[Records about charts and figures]
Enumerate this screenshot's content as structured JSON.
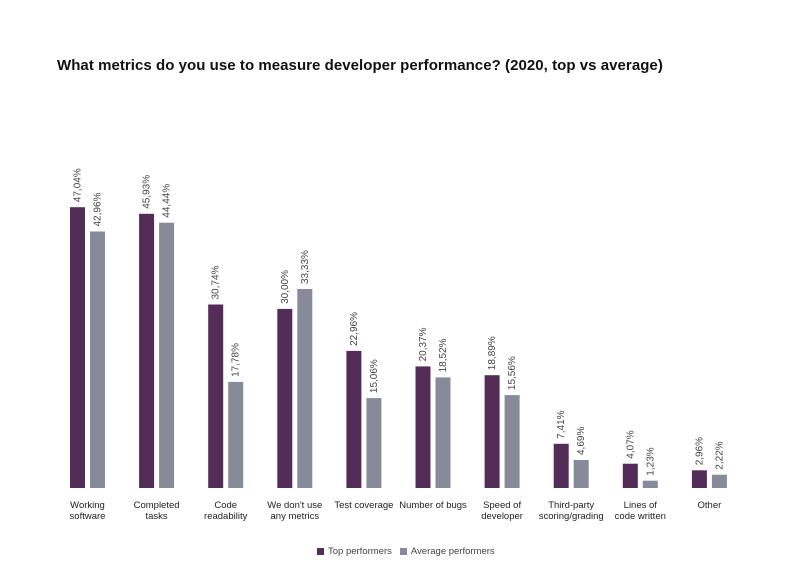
{
  "chart_data": {
    "type": "bar",
    "title": "What metrics do you use to measure developer performance? (2020, top vs average)",
    "categories": [
      [
        "Working",
        "software"
      ],
      [
        "Completed",
        "tasks"
      ],
      [
        "Code",
        "readability"
      ],
      [
        "We don't use",
        "any metrics"
      ],
      [
        "Test coverage"
      ],
      [
        "Number of bugs"
      ],
      [
        "Speed of",
        "developer"
      ],
      [
        "Third-party",
        "scoring/grading"
      ],
      [
        "Lines of",
        "code written"
      ],
      [
        "Other"
      ]
    ],
    "series": [
      {
        "name": "Top performers",
        "color": "#532d58",
        "values": [
          47.04,
          45.93,
          30.74,
          30.0,
          22.96,
          20.37,
          18.89,
          7.41,
          4.07,
          2.96
        ],
        "labels": [
          "47,04%",
          "45,93%",
          "30,74%",
          "30,00%",
          "22,96%",
          "20,37%",
          "18,89%",
          "7,41%",
          "4,07%",
          "2,96%"
        ]
      },
      {
        "name": "Average performers",
        "color": "#878a99",
        "values": [
          42.96,
          44.44,
          17.78,
          33.33,
          15.06,
          18.52,
          15.56,
          4.69,
          1.23,
          2.22
        ],
        "labels": [
          "42,96%",
          "44,44%",
          "17,78%",
          "33,33%",
          "15,06%",
          "18,52%",
          "15,56%",
          "4,69%",
          "1,23%",
          "2,22%"
        ]
      }
    ],
    "ylim": [
      0,
      50
    ],
    "grid": false,
    "legend_position": "bottom"
  }
}
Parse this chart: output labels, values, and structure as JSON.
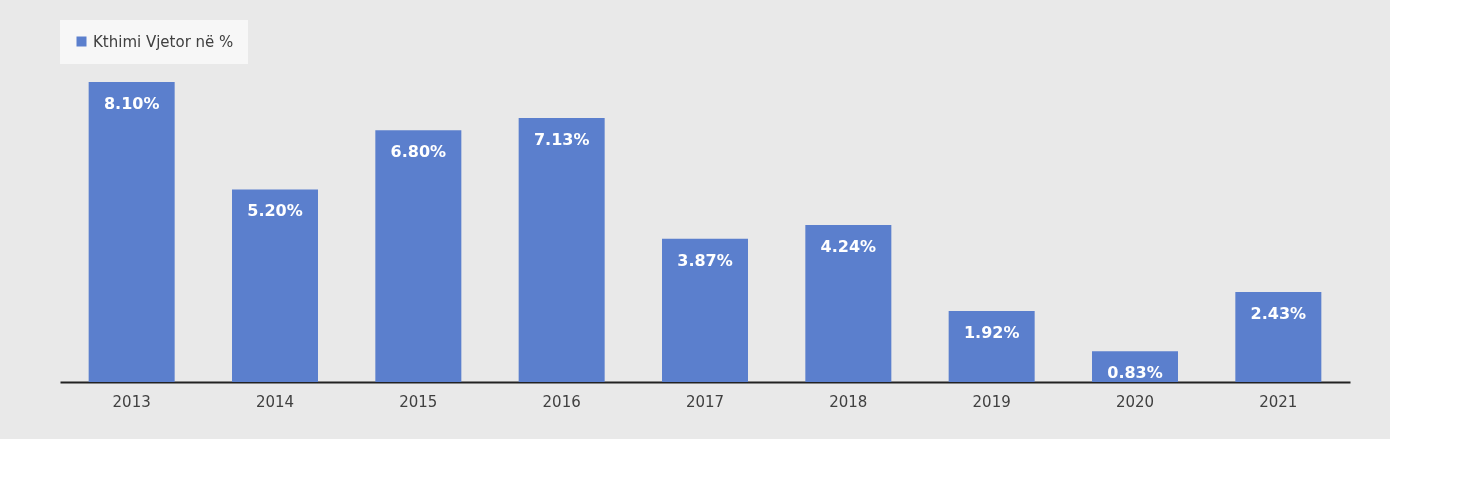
{
  "chart_data": {
    "type": "bar",
    "categories": [
      "2013",
      "2014",
      "2015",
      "2016",
      "2017",
      "2018",
      "2019",
      "2020",
      "2021"
    ],
    "series": [
      {
        "name": "Kthimi Vjetor në %",
        "color": "#5b7fcd",
        "values": [
          8.1,
          5.2,
          6.8,
          7.13,
          3.87,
          4.24,
          1.92,
          0.83,
          2.43
        ],
        "value_labels": [
          "8.10%",
          "5.20%",
          "6.80%",
          "7.13%",
          "3.87%",
          "4.24%",
          "1.92%",
          "0.83%",
          "2.43%"
        ]
      }
    ],
    "legend": "top",
    "grid": false
  }
}
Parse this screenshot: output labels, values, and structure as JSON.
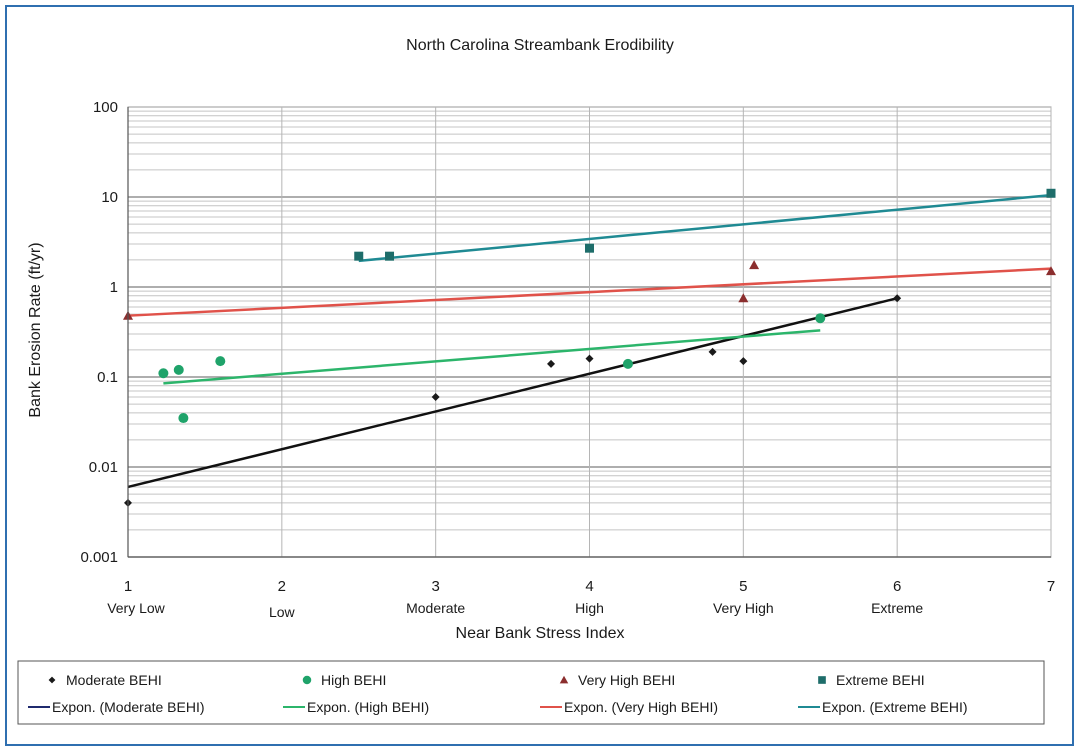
{
  "chart_data": {
    "type": "scatter",
    "title": "North Carolina Streambank Erodibility",
    "xlabel": "Near Bank Stress Index",
    "ylabel": "Bank Erosion Rate (ft/yr)",
    "y_scale": "log",
    "xlim": [
      1,
      7
    ],
    "ylim": [
      0.001,
      100
    ],
    "x_ticks": [
      1,
      2,
      3,
      4,
      5,
      6,
      7
    ],
    "x_tick_labels": [
      "1",
      "2",
      "3",
      "4",
      "5",
      "6",
      "7"
    ],
    "x_category_labels": [
      {
        "x": 1,
        "label": "Very Low"
      },
      {
        "x": 2,
        "label": "Low"
      },
      {
        "x": 3,
        "label": "Moderate"
      },
      {
        "x": 4,
        "label": "High"
      },
      {
        "x": 5,
        "label": "Very High"
      },
      {
        "x": 6,
        "label": "Extreme"
      }
    ],
    "y_ticks": [
      0.001,
      0.01,
      0.1,
      1,
      10,
      100
    ],
    "y_tick_labels": [
      "0.001",
      "0.01",
      "0.1",
      "1",
      "10",
      "100"
    ],
    "grid": true,
    "legend_position": "bottom",
    "series": [
      {
        "name": "Moderate BEHI",
        "marker": "diamond",
        "color": "#1a1a1a",
        "points": [
          [
            1,
            0.004
          ],
          [
            3,
            0.06
          ],
          [
            3.75,
            0.14
          ],
          [
            4,
            0.16
          ],
          [
            4.8,
            0.19
          ],
          [
            5,
            0.15
          ],
          [
            6,
            0.75
          ]
        ]
      },
      {
        "name": "High BEHI",
        "marker": "circle",
        "color": "#1fa36a",
        "points": [
          [
            1.23,
            0.11
          ],
          [
            1.33,
            0.12
          ],
          [
            1.36,
            0.035
          ],
          [
            1.6,
            0.15
          ],
          [
            4.25,
            0.14
          ],
          [
            5.5,
            0.45
          ]
        ]
      },
      {
        "name": "Very High BEHI",
        "marker": "triangle",
        "color": "#8b2e2e",
        "points": [
          [
            1,
            0.48
          ],
          [
            5,
            0.75
          ],
          [
            5.07,
            1.75
          ],
          [
            7,
            1.5
          ]
        ]
      },
      {
        "name": "Extreme BEHI",
        "marker": "square",
        "color": "#1e6d6a",
        "points": [
          [
            2.5,
            2.2
          ],
          [
            2.7,
            2.2
          ],
          [
            4,
            2.7
          ],
          [
            7,
            11
          ]
        ]
      }
    ],
    "trendlines": [
      {
        "name": "Expon. (Moderate BEHI)",
        "color": "#111111",
        "legend_color": "#1f2a6e",
        "x_range": [
          1,
          6
        ],
        "y_range": [
          0.006,
          0.75
        ]
      },
      {
        "name": "Expon. (High BEHI)",
        "color": "#2cb56b",
        "legend_color": "#2cb56b",
        "x_range": [
          1.23,
          5.5
        ],
        "y_range": [
          0.085,
          0.33
        ]
      },
      {
        "name": "Expon. (Very High BEHI)",
        "color": "#e0524a",
        "legend_color": "#e0524a",
        "x_range": [
          1,
          7
        ],
        "y_range": [
          0.48,
          1.6
        ]
      },
      {
        "name": "Expon. (Extreme BEHI)",
        "color": "#1f8a93",
        "legend_color": "#1f8a93",
        "x_range": [
          2.5,
          7
        ],
        "y_range": [
          1.95,
          10.5
        ]
      }
    ]
  }
}
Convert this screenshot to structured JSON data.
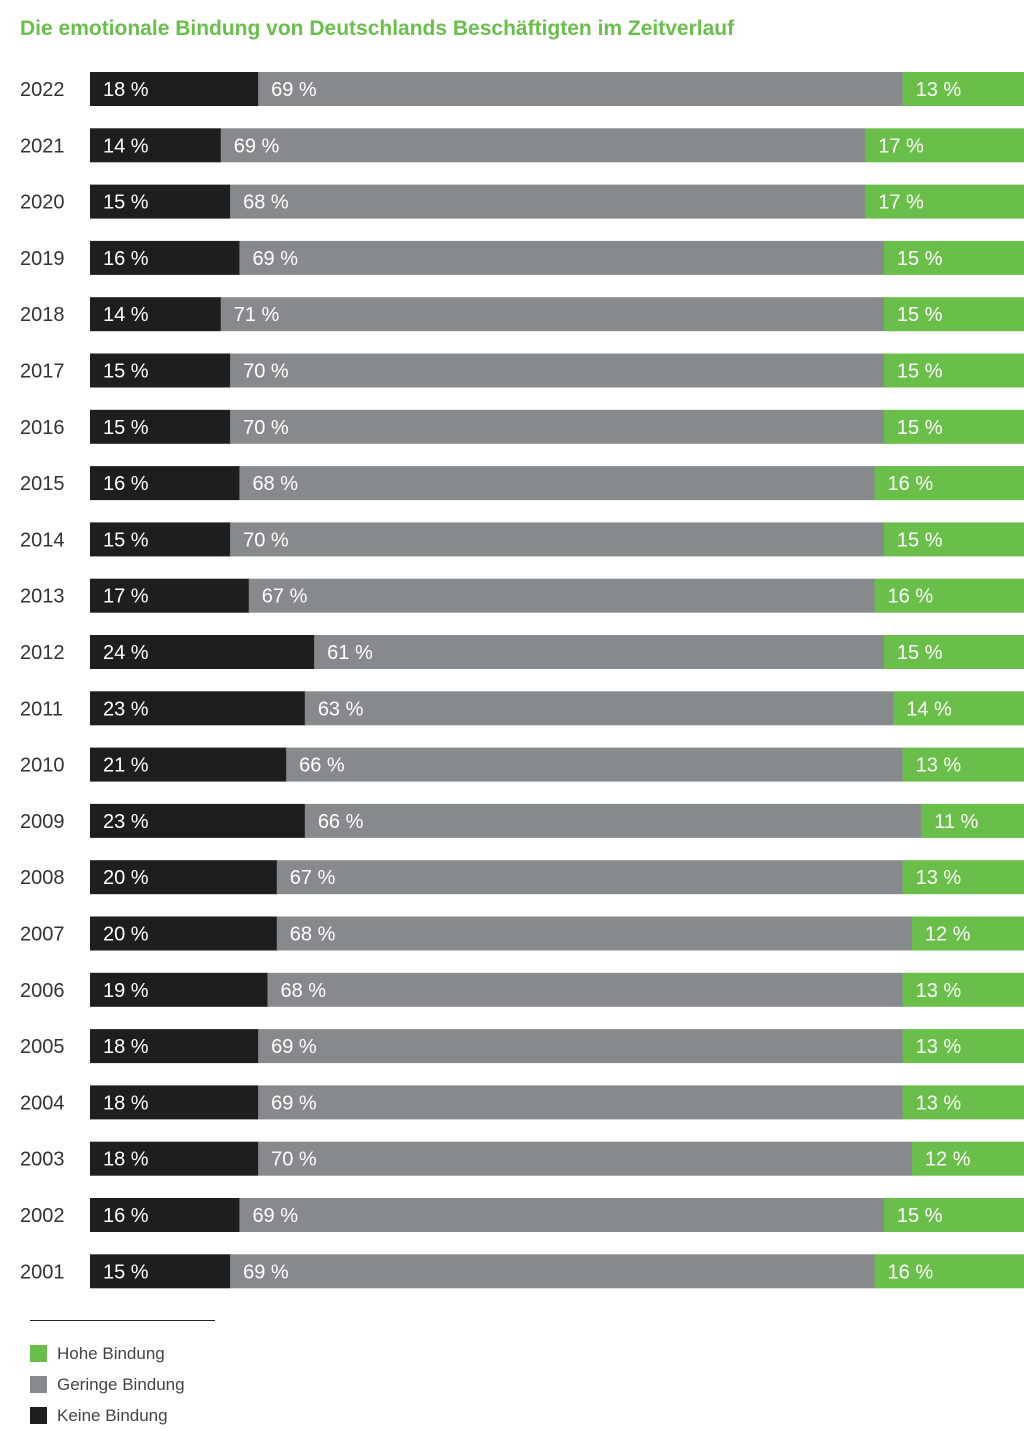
{
  "title": "Die emotionale Bindung von Deutschlands Beschäftigten im Zeitverlauf",
  "colors": {
    "keine": "#1e1e1e",
    "geringe": "#878a8c",
    "hohe": "#6abf4b",
    "title": "#6abf4b"
  },
  "legend": [
    {
      "label": "Hohe Bindung",
      "color": "#6abf4b"
    },
    {
      "label": "Geringe Bindung",
      "color": "#878a8c"
    },
    {
      "label": "Keine Bindung",
      "color": "#1e1e1e"
    }
  ],
  "chart_data": {
    "type": "bar",
    "orientation": "horizontal",
    "stacked": true,
    "unit": "%",
    "categories": [
      "2022",
      "2021",
      "2020",
      "2019",
      "2018",
      "2017",
      "2016",
      "2015",
      "2014",
      "2013",
      "2012",
      "2011",
      "2010",
      "2009",
      "2008",
      "2007",
      "2006",
      "2005",
      "2004",
      "2003",
      "2002",
      "2001"
    ],
    "series": [
      {
        "name": "Keine Bindung",
        "values": [
          18,
          14,
          15,
          16,
          14,
          15,
          15,
          16,
          15,
          17,
          24,
          23,
          21,
          23,
          20,
          20,
          19,
          18,
          18,
          18,
          16,
          15
        ]
      },
      {
        "name": "Geringe Bindung",
        "values": [
          69,
          69,
          68,
          69,
          71,
          70,
          70,
          68,
          70,
          67,
          61,
          63,
          66,
          66,
          67,
          68,
          68,
          69,
          69,
          70,
          69,
          69
        ]
      },
      {
        "name": "Hohe Bindung",
        "values": [
          13,
          17,
          17,
          15,
          15,
          15,
          15,
          16,
          15,
          16,
          15,
          14,
          13,
          11,
          13,
          12,
          13,
          13,
          13,
          12,
          15,
          16
        ]
      }
    ],
    "xlim": [
      0,
      100
    ],
    "legend_position": "bottom-left",
    "grid": false
  }
}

[THE PROBLEM]:
Transcribe every record above exactly, leaving out the pictures.

[RESPONSE FOR THIS EXERCISE]:
Enumerate this screenshot's content as structured JSON.
{
  "chart_data": {
    "type": "bar",
    "title": "What metrics do you use to measure developer performance? (2020, top vs average)",
    "categories": [
      [
        "Working",
        "software"
      ],
      [
        "Completed",
        "tasks"
      ],
      [
        "Code",
        "readability"
      ],
      [
        "We don't use",
        "any metrics"
      ],
      [
        "Test coverage"
      ],
      [
        "Number of bugs"
      ],
      [
        "Speed of",
        "developer"
      ],
      [
        "Third-party",
        "scoring/grading"
      ],
      [
        "Lines of",
        "code written"
      ],
      [
        "Other"
      ]
    ],
    "series": [
      {
        "name": "Top performers",
        "color": "#532d58",
        "values": [
          47.04,
          45.93,
          30.74,
          30.0,
          22.96,
          20.37,
          18.89,
          7.41,
          4.07,
          2.96
        ],
        "labels": [
          "47,04%",
          "45,93%",
          "30,74%",
          "30,00%",
          "22,96%",
          "20,37%",
          "18,89%",
          "7,41%",
          "4,07%",
          "2,96%"
        ]
      },
      {
        "name": "Average performers",
        "color": "#878a99",
        "values": [
          42.96,
          44.44,
          17.78,
          33.33,
          15.06,
          18.52,
          15.56,
          4.69,
          1.23,
          2.22
        ],
        "labels": [
          "42,96%",
          "44,44%",
          "17,78%",
          "33,33%",
          "15,06%",
          "18,52%",
          "15,56%",
          "4,69%",
          "1,23%",
          "2,22%"
        ]
      }
    ],
    "ylim": [
      0,
      50
    ],
    "grid": false,
    "legend_position": "bottom"
  }
}
Parse this chart: output labels, values, and structure as JSON.
{
  "chart_data": {
    "type": "bar",
    "categories": [
      "2013",
      "2014",
      "2015",
      "2016",
      "2017",
      "2018",
      "2019",
      "2020",
      "2021"
    ],
    "series": [
      {
        "name": "Kthimi Vjetor në %",
        "color": "#5b7fcd",
        "values": [
          8.1,
          5.2,
          6.8,
          7.13,
          3.87,
          4.24,
          1.92,
          0.83,
          2.43
        ],
        "value_labels": [
          "8.10%",
          "5.20%",
          "6.80%",
          "7.13%",
          "3.87%",
          "4.24%",
          "1.92%",
          "0.83%",
          "2.43%"
        ]
      }
    ],
    "legend": "top",
    "grid": false
  }
}
Parse this screenshot: output labels, values, and structure as JSON.
{
  "chart_data": {
    "type": "scatter",
    "title": "North Carolina Streambank Erodibility",
    "xlabel": "Near Bank Stress Index",
    "ylabel": "Bank Erosion Rate (ft/yr)",
    "y_scale": "log",
    "xlim": [
      1,
      7
    ],
    "ylim": [
      0.001,
      100
    ],
    "x_ticks": [
      1,
      2,
      3,
      4,
      5,
      6,
      7
    ],
    "x_tick_labels": [
      "1",
      "2",
      "3",
      "4",
      "5",
      "6",
      "7"
    ],
    "x_category_labels": [
      {
        "x": 1,
        "label": "Very Low"
      },
      {
        "x": 2,
        "label": "Low"
      },
      {
        "x": 3,
        "label": "Moderate"
      },
      {
        "x": 4,
        "label": "High"
      },
      {
        "x": 5,
        "label": "Very High"
      },
      {
        "x": 6,
        "label": "Extreme"
      }
    ],
    "y_ticks": [
      0.001,
      0.01,
      0.1,
      1,
      10,
      100
    ],
    "y_tick_labels": [
      "0.001",
      "0.01",
      "0.1",
      "1",
      "10",
      "100"
    ],
    "grid": true,
    "legend_position": "bottom",
    "series": [
      {
        "name": "Moderate BEHI",
        "marker": "diamond",
        "color": "#1a1a1a",
        "points": [
          [
            1,
            0.004
          ],
          [
            3,
            0.06
          ],
          [
            3.75,
            0.14
          ],
          [
            4,
            0.16
          ],
          [
            4.8,
            0.19
          ],
          [
            5,
            0.15
          ],
          [
            6,
            0.75
          ]
        ]
      },
      {
        "name": "High BEHI",
        "marker": "circle",
        "color": "#1fa36a",
        "points": [
          [
            1.23,
            0.11
          ],
          [
            1.33,
            0.12
          ],
          [
            1.36,
            0.035
          ],
          [
            1.6,
            0.15
          ],
          [
            4.25,
            0.14
          ],
          [
            5.5,
            0.45
          ]
        ]
      },
      {
        "name": "Very High BEHI",
        "marker": "triangle",
        "color": "#8b2e2e",
        "points": [
          [
            1,
            0.48
          ],
          [
            5,
            0.75
          ],
          [
            5.07,
            1.75
          ],
          [
            7,
            1.5
          ]
        ]
      },
      {
        "name": "Extreme BEHI",
        "marker": "square",
        "color": "#1e6d6a",
        "points": [
          [
            2.5,
            2.2
          ],
          [
            2.7,
            2.2
          ],
          [
            4,
            2.7
          ],
          [
            7,
            11
          ]
        ]
      }
    ],
    "trendlines": [
      {
        "name": "Expon. (Moderate BEHI)",
        "color": "#111111",
        "legend_color": "#1f2a6e",
        "x_range": [
          1,
          6
        ],
        "y_range": [
          0.006,
          0.75
        ]
      },
      {
        "name": "Expon. (High BEHI)",
        "color": "#2cb56b",
        "legend_color": "#2cb56b",
        "x_range": [
          1.23,
          5.5
        ],
        "y_range": [
          0.085,
          0.33
        ]
      },
      {
        "name": "Expon. (Very High BEHI)",
        "color": "#e0524a",
        "legend_color": "#e0524a",
        "x_range": [
          1,
          7
        ],
        "y_range": [
          0.48,
          1.6
        ]
      },
      {
        "name": "Expon. (Extreme BEHI)",
        "color": "#1f8a93",
        "legend_color": "#1f8a93",
        "x_range": [
          2.5,
          7
        ],
        "y_range": [
          1.95,
          10.5
        ]
      }
    ]
  }
}
Convert this screenshot to structured JSON data.
{
  "title": "Die emotionale Bindung von Deutschlands Beschäftigten im Zeitverlauf",
  "colors": {
    "keine": "#1e1e1e",
    "geringe": "#878a8c",
    "hohe": "#6abf4b",
    "title": "#6abf4b"
  },
  "legend": [
    {
      "label": "Hohe Bindung",
      "color": "#6abf4b"
    },
    {
      "label": "Geringe Bindung",
      "color": "#878a8c"
    },
    {
      "label": "Keine Bindung",
      "color": "#1e1e1e"
    }
  ],
  "chart_data": {
    "type": "bar",
    "orientation": "horizontal",
    "stacked": true,
    "unit": "%",
    "categories": [
      "2022",
      "2021",
      "2020",
      "2019",
      "2018",
      "2017",
      "2016",
      "2015",
      "2014",
      "2013",
      "2012",
      "2011",
      "2010",
      "2009",
      "2008",
      "2007",
      "2006",
      "2005",
      "2004",
      "2003",
      "2002",
      "2001"
    ],
    "series": [
      {
        "name": "Keine Bindung",
        "values": [
          18,
          14,
          15,
          16,
          14,
          15,
          15,
          16,
          15,
          17,
          24,
          23,
          21,
          23,
          20,
          20,
          19,
          18,
          18,
          18,
          16,
          15
        ]
      },
      {
        "name": "Geringe Bindung",
        "values": [
          69,
          69,
          68,
          69,
          71,
          70,
          70,
          68,
          70,
          67,
          61,
          63,
          66,
          66,
          67,
          68,
          68,
          69,
          69,
          70,
          69,
          69
        ]
      },
      {
        "name": "Hohe Bindung",
        "values": [
          13,
          17,
          17,
          15,
          15,
          15,
          15,
          16,
          15,
          16,
          15,
          14,
          13,
          11,
          13,
          12,
          13,
          13,
          13,
          12,
          15,
          16
        ]
      }
    ],
    "xlim": [
      0,
      100
    ],
    "legend_position": "bottom-left",
    "grid": false
  }
}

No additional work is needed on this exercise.